* _What is being asked_
Find the lines below that contain the word "género" and count them. Only the number should be given.

* _Given data_
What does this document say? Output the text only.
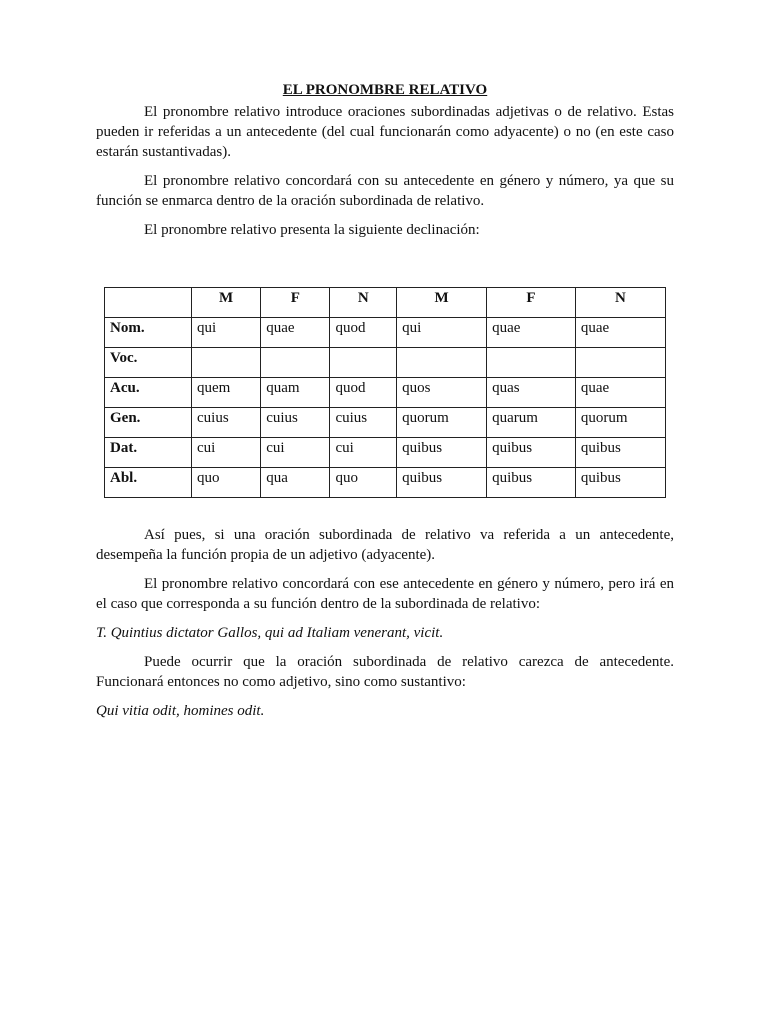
EL PRONOMBRE RELATIVO

El pronombre relativo introduce oraciones subordinadas adjetivas o de relativo. Estas pueden ir referidas a un antecedente (del cual funcionarán como adyacente) o no (en este caso estarán sustantivadas).

El pronombre relativo concordará con su antecedente en género y número, ya que su función se enmarca dentro de la oración subordinada de relativo.

El pronombre relativo presenta la siguiente declinación:

	M	F	N	M	F	N
Nom.	qui	quae	quod	qui	quae	quae
Voc.						
Acu.	quem	quam	quod	quos	quas	quae
Gen.	cuius	cuius	cuius	quorum	quarum	quorum
Dat.	cui	cui	cui	quibus	quibus	quibus
Abl.	quo	qua	quo	quibus	quibus	quibus

Así pues, si una oración subordinada de relativo va referida a un antecedente, desempeña la función propia de un adjetivo (adyacente).

El pronombre relativo concordará con ese antecedente en género y número, pero irá en el caso que corresponda a su función dentro de la subordinada de relativo:

T. Quintius dictator Gallos, qui ad Italiam venerant, vicit.

Puede ocurrir que la oración subordinada de relativo carezca de antecedente. Funcionará entonces no como adjetivo, sino como sustantivo:

Qui vitia odit, homines odit.
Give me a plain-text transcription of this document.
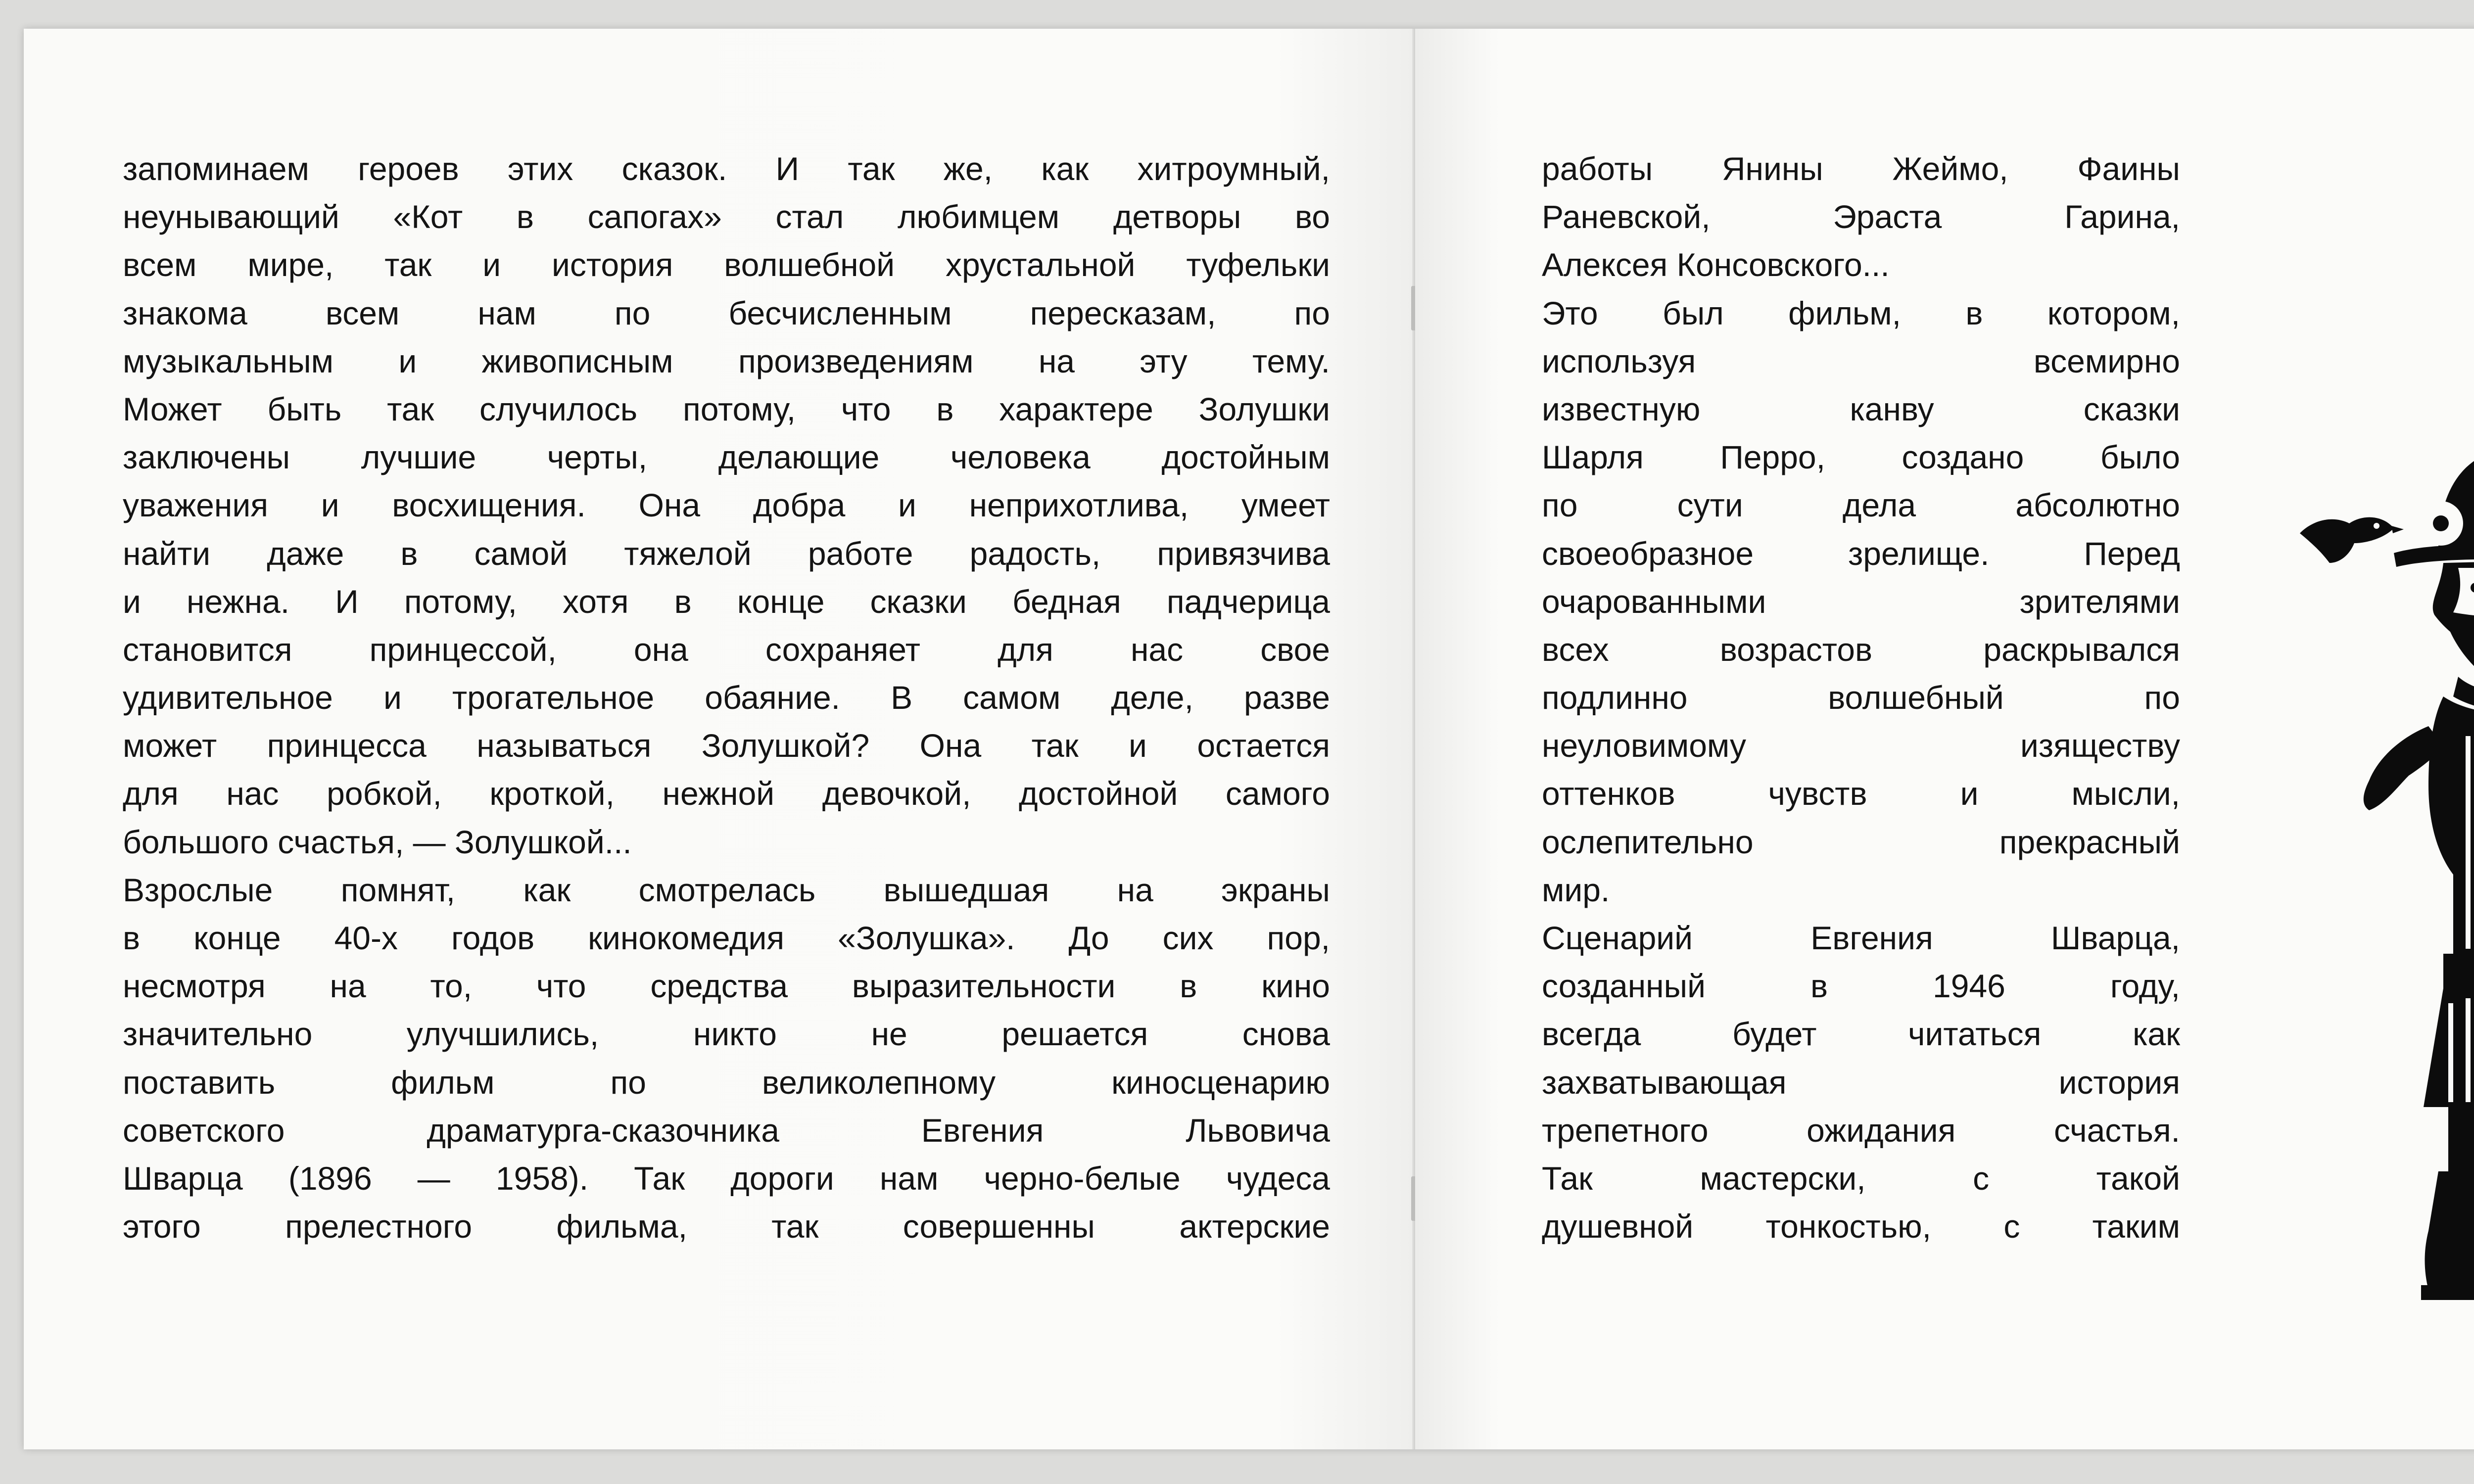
запоминаем героев этих сказок. И так же, как хитроумный,
неунывающий «Кот в сапогах» стал любимцем детворы во
всем мире, так и история волшебной хрустальной туфельки
знакома всем нам по бесчисленным пересказам, по
музыкальным и живописным произведениям на эту тему.
Может быть так случилось потому, что в характере Золушки
заключены лучшие черты, делающие человека достойным
уважения и восхищения. Она добра и неприхотлива, умеет
найти даже в самой тяжелой работе радость, привязчива
и нежна. И потому, хотя в конце сказки бедная падчерица
становится принцессой, она сохраняет для нас свое
удивительное и трогательное обаяние. В самом деле, разве
может принцесса называться Золушкой? Она так и остается
для нас робкой, кроткой, нежной девочкой, достойной самого
большого счастья, — Золушкой...
Взрослые помнят, как смотрелась вышедшая на экраны
в конце 40-х годов кинокомедия «Золушка». До сих пор,
несмотря на то, что средства выразительности в кино
значительно улучшились, никто не решается снова
поставить фильм по великолепному киносценарию
советского драматурга-сказочника Евгения Львовича
Шварца (1896 — 1958). Так дороги нам черно-белые чудеса
этого прелестного фильма, так совершенны актерские
работы Янины Жеймо, Фаины
Раневской, Эраста Гарина,
Алексея Консовского...
Это был фильм, в котором,
используя всемирно
известную канву сказки
Шарля Перро, создано было
по сути дела абсолютно
своеобразное зрелище. Перед
очарованными зрителями
всех возрастов раскрывался
подлинно волшебный по
неуловимому изяществу
оттенков чувств и мысли,
ослепительно прекрасный
мир.
Сценарий Евгения Шварца,
созданный в 1946 году,
всегда будет читаться как
захватывающая история
трепетного ожидания счастья.
Так мастерски, с такой
душевной тонкостью, с таким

* _Answer to the task_
2